*Problem to solve:*
All of the records below must be output exactly, with no pictures carried over.

*Data for the task:*
■ ■ ■ ■
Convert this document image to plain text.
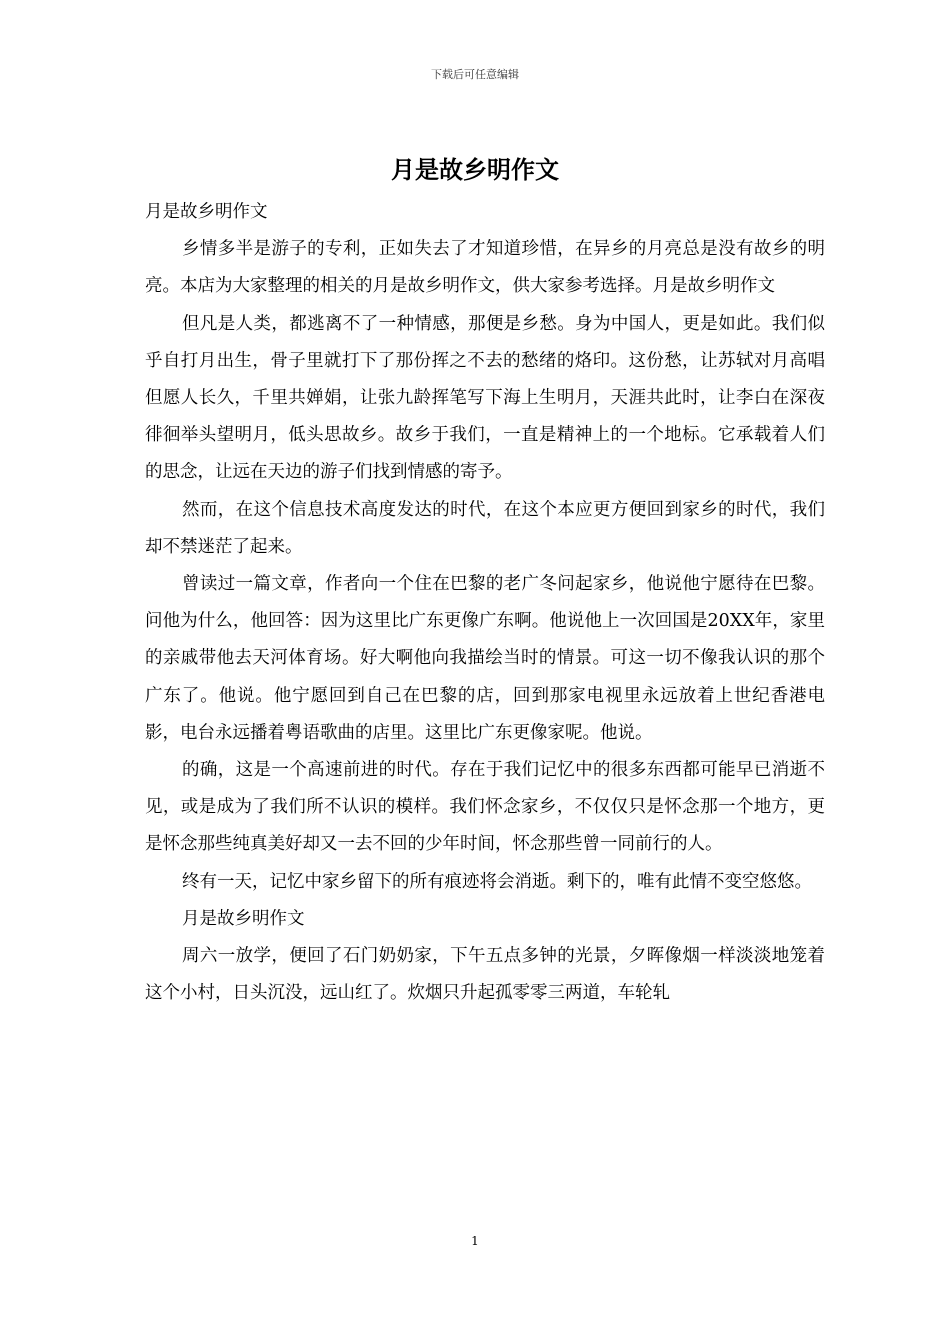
下载后可任意编辑
月是故乡明作文

月是故乡明作文

乡情多半是游子的专利，正如失去了才知道珍惜，在异乡的月亮总是没有故乡的明亮。本店为大家整理的相关的月是故乡明作文，供大家参考选择。月是故乡明作文

但凡是人类，都逃离不了一种情感，那便是乡愁。身为中国人，更是如此。我们似乎自打月出生，骨子里就打下了那份挥之不去的愁绪的烙印。这份愁，让苏轼对月高唱但愿人长久，千里共婵娟，让张九龄挥笔写下海上生明月，天涯共此时，让李白在深夜徘徊举头望明月，低头思故乡。故乡于我们，一直是精神上的一个地标。它承载着人们的思念，让远在天边的游子们找到情感的寄予。

然而，在这个信息技术高度发达的时代，在这个本应更方便回到家乡的时代，我们却不禁迷茫了起来。

曾读过一篇文章，作者向一个住在巴黎的老广冬问起家乡，他说他宁愿待在巴黎。问他为什么，他回答：因为这里比广东更像广东啊。他说他上一次回国是20XX年，家里的亲戚带他去天河体育场。好大啊他向我描绘当时的情景。可这一切不像我认识的那个广东了。他说。他宁愿回到自己在巴黎的店，回到那家电视里永远放着上世纪香港电影，电台永远播着粤语歌曲的店里。这里比广东更像家呢。他说。

的确，这是一个高速前进的时代。存在于我们记忆中的很多东西都可能早已消逝不见，或是成为了我们所不认识的模样。我们怀念家乡，不仅仅只是怀念那一个地方，更是怀念那些纯真美好却又一去不回的少年时间，怀念那些曾一同前行的人。

终有一天，记忆中家乡留下的所有痕迹将会消逝。剩下的，唯有此情不变空悠悠。

月是故乡明作文

周六一放学，便回了石门奶奶家，下午五点多钟的光景，夕晖像烟一样淡淡地笼着这个小村，日头沉没，远山红了。炊烟只升起孤零零三两道，车轮轧

1
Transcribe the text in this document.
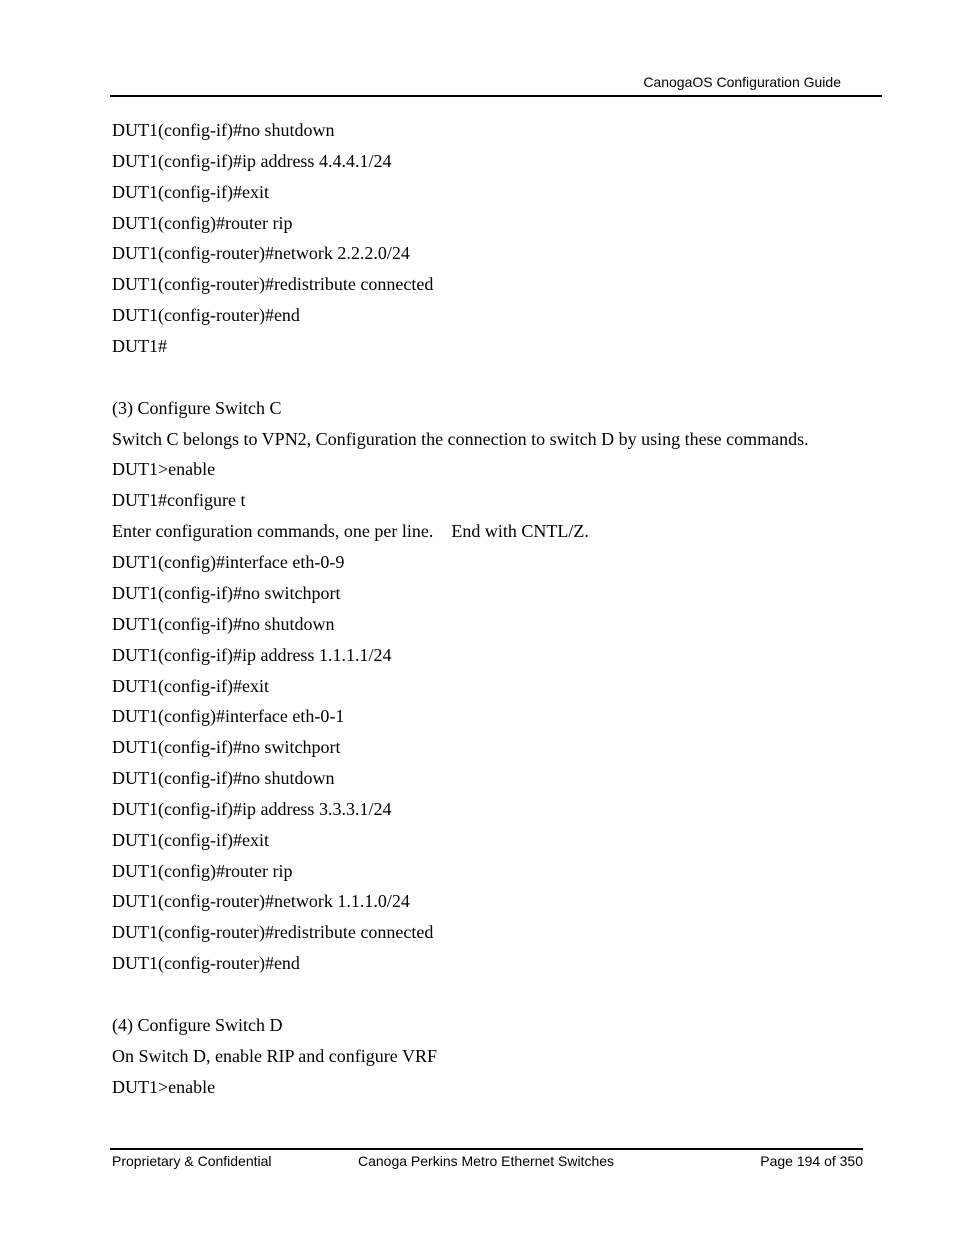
CanogaOS Configuration Guide
DUT1(config-if)#no shutdown
DUT1(config-if)#ip address 4.4.4.1/24
DUT1(config-if)#exit
DUT1(config)#router rip
DUT1(config-router)#network 2.2.2.0/24
DUT1(config-router)#redistribute connected
DUT1(config-router)#end
DUT1#
(3) Configure Switch C
Switch C belongs to VPN2, Configuration the connection to switch D by using these commands.
DUT1>enable
DUT1#configure t
Enter configuration commands, one per line.    End with CNTL/Z.
DUT1(config)#interface eth-0-9
DUT1(config-if)#no switchport
DUT1(config-if)#no shutdown
DUT1(config-if)#ip address 1.1.1.1/24
DUT1(config-if)#exit
DUT1(config)#interface eth-0-1
DUT1(config-if)#no switchport
DUT1(config-if)#no shutdown
DUT1(config-if)#ip address 3.3.3.1/24
DUT1(config-if)#exit
DUT1(config)#router rip
DUT1(config-router)#network 1.1.1.0/24
DUT1(config-router)#redistribute connected
DUT1(config-router)#end
(4) Configure Switch D
On Switch D, enable RIP and configure VRF
DUT1>enable
Proprietary & Confidential	Canoga Perkins Metro Ethernet Switches	Page 194 of 350
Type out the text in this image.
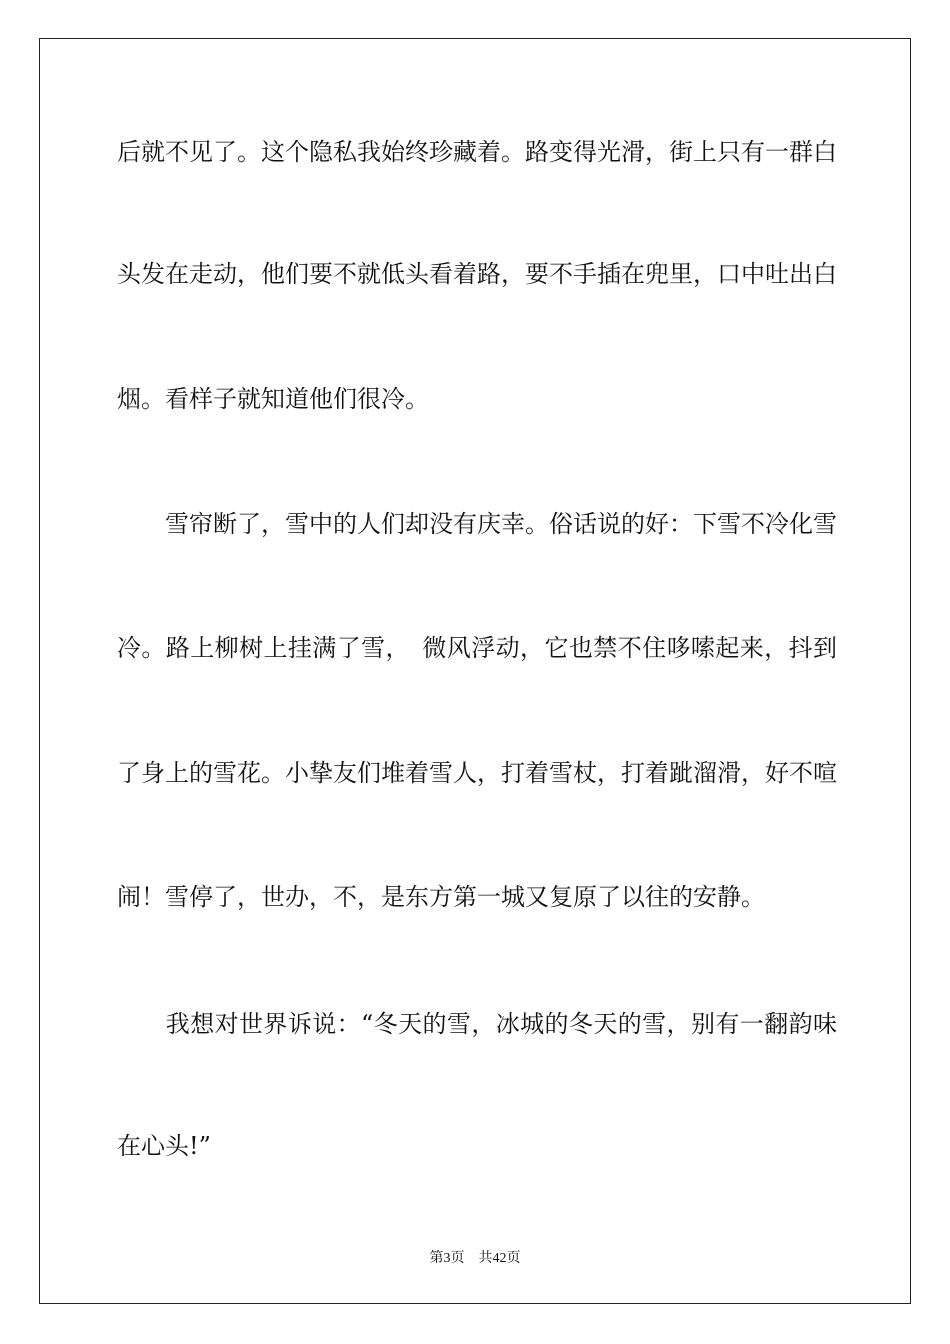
后就不见了。这个隐私我始终珍藏着。路变得光滑，街上只有一群白
头发在走动，他们要不就低头看着路，要不手插在兜里，口中吐出白
烟。看样子就知道他们很冷。
　　雪帘断了，雪中的人们却没有庆幸。俗话说的好：下雪不冷化雪
冷。路上柳树上挂满了雪，　微风浮动，它也禁不住哆嗦起来，抖到
了身上的雪花。小挚友们堆着雪人，打着雪杖，打着跐溜滑，好不喧
闹！雪停了，世办，不，是东方第一城又复原了以往的安静。
　　我想对世界诉说：“冬天的雪，冰城的冬天的雪，别有一翻韵味
在心头!”
第3页 共42页
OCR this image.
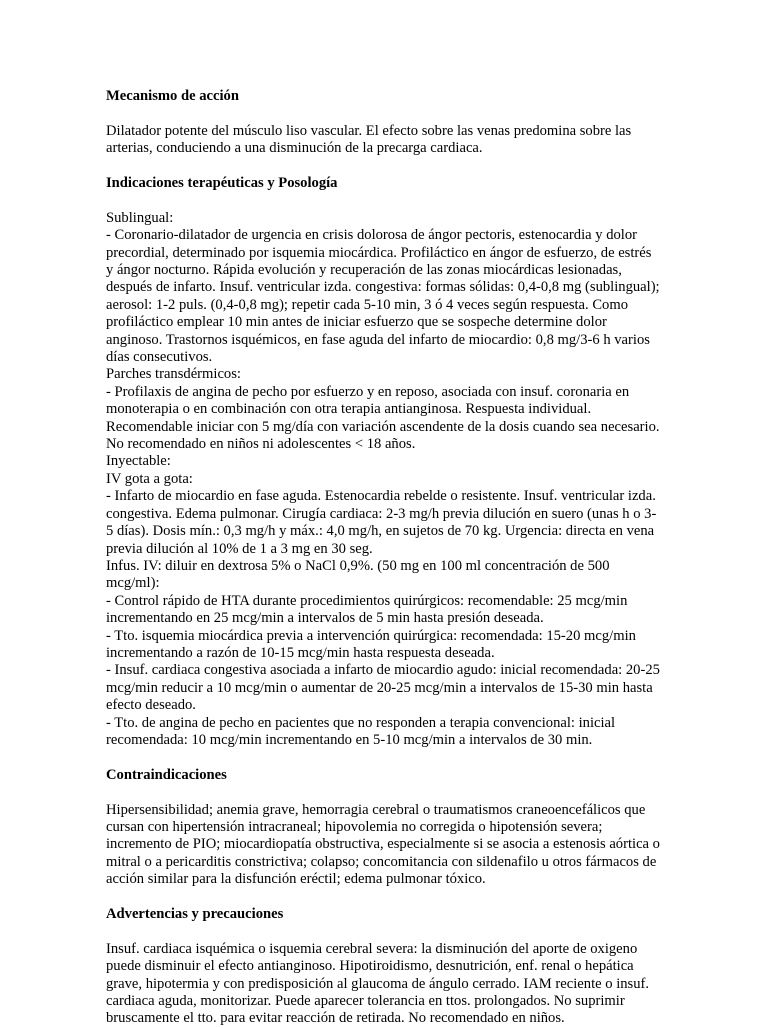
Mecanismo de acción

Dilatador potente del músculo liso vascular. El efecto sobre las venas predomina sobre las arterias, conduciendo a una disminución de la precarga cardiaca.

Indicaciones terapéuticas y Posología

Sublingual:

- Coronario-dilatador de urgencia en crisis dolorosa de ángor pectoris, estenocardia y dolor precordial, determinado por isquemia miocárdica. Profiláctico en ángor de esfuerzo, de estrés y ángor nocturno. Rápida evolución y recuperación de las zonas miocárdicas lesionadas, después de infarto. Insuf. ventricular izda. congestiva: formas sólidas: 0,4-0,8 mg (sublingual); aerosol: 1-2 puls. (0,4-0,8 mg); repetir cada 5-10 min, 3 ó 4 veces según respuesta. Como profiláctico emplear 10 min antes de iniciar esfuerzo que se sospeche determine dolor anginoso. Trastornos isquémicos, en fase aguda del infarto de miocardio: 0,8 mg/3-6 h varios días consecutivos.

Parches transdérmicos:

- Profilaxis de angina de pecho por esfuerzo y en reposo, asociada con insuf. coronaria en monoterapia o en combinación con otra terapia antianginosa. Respuesta individual. Recomendable iniciar con 5 mg/día con variación ascendente de la dosis cuando sea necesario. No recomendado en niños ni adolescentes < 18 años.

Inyectable:

IV gota a gota:

- Infarto de miocardio en fase aguda. Estenocardia rebelde o resistente. Insuf. ventricular izda. congestiva. Edema pulmonar. Cirugía cardiaca: 2-3 mg/h previa dilución en suero (unas h o 3-5 días). Dosis mín.: 0,3 mg/h y máx.: 4,0 mg/h, en sujetos de 70 kg. Urgencia: directa en vena previa dilución al 10% de 1 a 3 mg en 30 seg.

Infus. IV: diluir en dextrosa 5% o NaCl 0,9%. (50 mg en 100 ml concentración de 500 mcg/ml):

- Control rápido de HTA durante procedimientos quirúrgicos: recomendable: 25 mcg/min incrementando en 25 mcg/min a intervalos de 5 min hasta presión deseada.

- Tto. isquemia miocárdica previa a intervención quirúrgica: recomendada: 15-20 mcg/min incrementando a razón de 10-15 mcg/min hasta respuesta deseada.

- Insuf. cardiaca congestiva asociada a infarto de miocardio agudo: inicial recomendada: 20-25 mcg/min reducir a 10 mcg/min o aumentar de 20-25 mcg/min a intervalos de 15-30 min hasta efecto deseado.

- Tto. de angina de pecho en pacientes que no responden a terapia convencional: inicial recomendada: 10 mcg/min incrementando en 5-10 mcg/min a intervalos de 30 min.

Contraindicaciones

Hipersensibilidad; anemia grave, hemorragia cerebral o traumatismos craneoencefálicos que cursan con hipertensión intracraneal; hipovolemia no corregida o hipotensión severa; incremento de PIO; miocardiopatía obstructiva, especialmente si se asocia a estenosis aórtica o mitral o a pericarditis constrictiva; colapso; concomitancia con sildenafilo u otros fármacos de acción similar para la disfunción eréctil; edema pulmonar tóxico.

Advertencias y precauciones

Insuf. cardiaca isquémica o isquemia cerebral severa: la disminución del aporte de oxigeno puede disminuir el efecto antianginoso. Hipotiroidismo, desnutrición, enf. renal o hepática grave, hipotermia y con predisposición al glaucoma de ángulo cerrado. IAM reciente o insuf. cardiaca aguda, monitorizar. Puede aparecer tolerancia en ttos. prolongados. No suprimir bruscamente el tto. para evitar reacción de retirada. No recomendado en niños.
■ ■ ■ ■
*Response for this exercise:*
Convert this document image to plain text.
下载后可任意编辑
月是故乡明作文

月是故乡明作文

乡情多半是游子的专利，正如失去了才知道珍惜，在异乡的月亮总是没有故乡的明亮。本店为大家整理的相关的月是故乡明作文，供大家参考选择。月是故乡明作文

但凡是人类，都逃离不了一种情感，那便是乡愁。身为中国人，更是如此。我们似乎自打月出生，骨子里就打下了那份挥之不去的愁绪的烙印。这份愁，让苏轼对月高唱但愿人长久，千里共婵娟，让张九龄挥笔写下海上生明月，天涯共此时，让李白在深夜徘徊举头望明月，低头思故乡。故乡于我们，一直是精神上的一个地标。它承载着人们的思念，让远在天边的游子们找到情感的寄予。

然而，在这个信息技术高度发达的时代，在这个本应更方便回到家乡的时代，我们却不禁迷茫了起来。

曾读过一篇文章，作者向一个住在巴黎的老广冬问起家乡，他说他宁愿待在巴黎。问他为什么，他回答：因为这里比广东更像广东啊。他说他上一次回国是20XX年，家里的亲戚带他去天河体育场。好大啊他向我描绘当时的情景。可这一切不像我认识的那个广东了。他说。他宁愿回到自己在巴黎的店，回到那家电视里永远放着上世纪香港电影，电台永远播着粤语歌曲的店里。这里比广东更像家呢。他说。

的确，这是一个高速前进的时代。存在于我们记忆中的很多东西都可能早已消逝不见，或是成为了我们所不认识的模样。我们怀念家乡，不仅仅只是怀念那一个地方，更是怀念那些纯真美好却又一去不回的少年时间，怀念那些曾一同前行的人。

终有一天，记忆中家乡留下的所有痕迹将会消逝。剩下的，唯有此情不变空悠悠。

月是故乡明作文

周六一放学，便回了石门奶奶家，下午五点多钟的光景，夕晖像烟一样淡淡地笼着这个小村，日头沉没，远山红了。炊烟只升起孤零零三两道，车轮轧

1
Transcribe the text in this document.
CanogaOS Configuration Guide
DUT1(config-if)#no shutdown
DUT1(config-if)#ip address 4.4.4.1/24
DUT1(config-if)#exit
DUT1(config)#router rip
DUT1(config-router)#network 2.2.2.0/24
DUT1(config-router)#redistribute connected
DUT1(config-router)#end
DUT1#
(3) Configure Switch C
Switch C belongs to VPN2, Configuration the connection to switch D by using these commands.
DUT1>enable
DUT1#configure t
Enter configuration commands, one per line.    End with CNTL/Z.
DUT1(config)#interface eth-0-9
DUT1(config-if)#no switchport
DUT1(config-if)#no shutdown
DUT1(config-if)#ip address 1.1.1.1/24
DUT1(config-if)#exit
DUT1(config)#interface eth-0-1
DUT1(config-if)#no switchport
DUT1(config-if)#no shutdown
DUT1(config-if)#ip address 3.3.3.1/24
DUT1(config-if)#exit
DUT1(config)#router rip
DUT1(config-router)#network 1.1.1.0/24
DUT1(config-router)#redistribute connected
DUT1(config-router)#end
(4) Configure Switch D
On Switch D, enable RIP and configure VRF
DUT1>enable
Proprietary & Confidential	Canoga Perkins Metro Ethernet Switches	Page 194 of 350
Type out the text in this image.
后就不见了。这个隐私我始终珍藏着。路变得光滑，街上只有一群白
头发在走动，他们要不就低头看着路，要不手插在兜里，口中吐出白
烟。看样子就知道他们很冷。
　　雪帘断了，雪中的人们却没有庆幸。俗话说的好：下雪不冷化雪
冷。路上柳树上挂满了雪，　微风浮动，它也禁不住哆嗦起来，抖到
了身上的雪花。小挚友们堆着雪人，打着雪杖，打着跐溜滑，好不喧
闹！雪停了，世办，不，是东方第一城又复原了以往的安静。
　　我想对世界诉说：“冬天的雪，冰城的冬天的雪，别有一翻韵味
在心头!”
第3页 共42页
OCR this image.
Mecanismo de acción

Dilatador potente del músculo liso vascular. El efecto sobre las venas predomina sobre las arterias, conduciendo a una disminución de la precarga cardiaca.

Indicaciones terapéuticas y Posología

Sublingual:

- Coronario-dilatador de urgencia en crisis dolorosa de ángor pectoris, estenocardia y dolor precordial, determinado por isquemia miocárdica. Profiláctico en ángor de esfuerzo, de estrés y ángor nocturno. Rápida evolución y recuperación de las zonas miocárdicas lesionadas, después de infarto. Insuf. ventricular izda. congestiva: formas sólidas: 0,4-0,8 mg (sublingual); aerosol: 1-2 puls. (0,4-0,8 mg); repetir cada 5-10 min, 3 ó 4 veces según respuesta. Como profiláctico emplear 10 min antes de iniciar esfuerzo que se sospeche determine dolor anginoso. Trastornos isquémicos, en fase aguda del infarto de miocardio: 0,8 mg/3-6 h varios días consecutivos.

Parches transdérmicos:

- Profilaxis de angina de pecho por esfuerzo y en reposo, asociada con insuf. coronaria en monoterapia o en combinación con otra terapia antianginosa. Respuesta individual. Recomendable iniciar con 5 mg/día con variación ascendente de la dosis cuando sea necesario. No recomendado en niños ni adolescentes < 18 años.

Inyectable:

IV gota a gota:

- Infarto de miocardio en fase aguda. Estenocardia rebelde o resistente. Insuf. ventricular izda. congestiva. Edema pulmonar. Cirugía cardiaca: 2-3 mg/h previa dilución en suero (unas h o 3-5 días). Dosis mín.: 0,3 mg/h y máx.: 4,0 mg/h, en sujetos de 70 kg. Urgencia: directa en vena previa dilución al 10% de 1 a 3 mg en 30 seg.

Infus. IV: diluir en dextrosa 5% o NaCl 0,9%. (50 mg en 100 ml concentración de 500 mcg/ml):

- Control rápido de HTA durante procedimientos quirúrgicos: recomendable: 25 mcg/min incrementando en 25 mcg/min a intervalos de 5 min hasta presión deseada.

- Tto. isquemia miocárdica previa a intervención quirúrgica: recomendada: 15-20 mcg/min incrementando a razón de 10-15 mcg/min hasta respuesta deseada.

- Insuf. cardiaca congestiva asociada a infarto de miocardio agudo: inicial recomendada: 20-25 mcg/min reducir a 10 mcg/min o aumentar de 20-25 mcg/min a intervalos de 15-30 min hasta efecto deseado.

- Tto. de angina de pecho en pacientes que no responden a terapia convencional: inicial recomendada: 10 mcg/min incrementando en 5-10 mcg/min a intervalos de 30 min.

Contraindicaciones

Hipersensibilidad; anemia grave, hemorragia cerebral o traumatismos craneoencefálicos que cursan con hipertensión intracraneal; hipovolemia no corregida o hipotensión severa; incremento de PIO; miocardiopatía obstructiva, especialmente si se asocia a estenosis aórtica o mitral o a pericarditis constrictiva; colapso; concomitancia con sildenafilo u otros fármacos de acción similar para la disfunción eréctil; edema pulmonar tóxico.

Advertencias y precauciones

Insuf. cardiaca isquémica o isquemia cerebral severa: la disminución del aporte de oxigeno puede disminuir el efecto antianginoso. Hipotiroidismo, desnutrición, enf. renal o hepática grave, hipotermia y con predisposición al glaucoma de ángulo cerrado. IAM reciente o insuf. cardiaca aguda, monitorizar. Puede aparecer tolerancia en ttos. prolongados. No suprimir bruscamente el tto. para evitar reacción de retirada. No recomendado en niños.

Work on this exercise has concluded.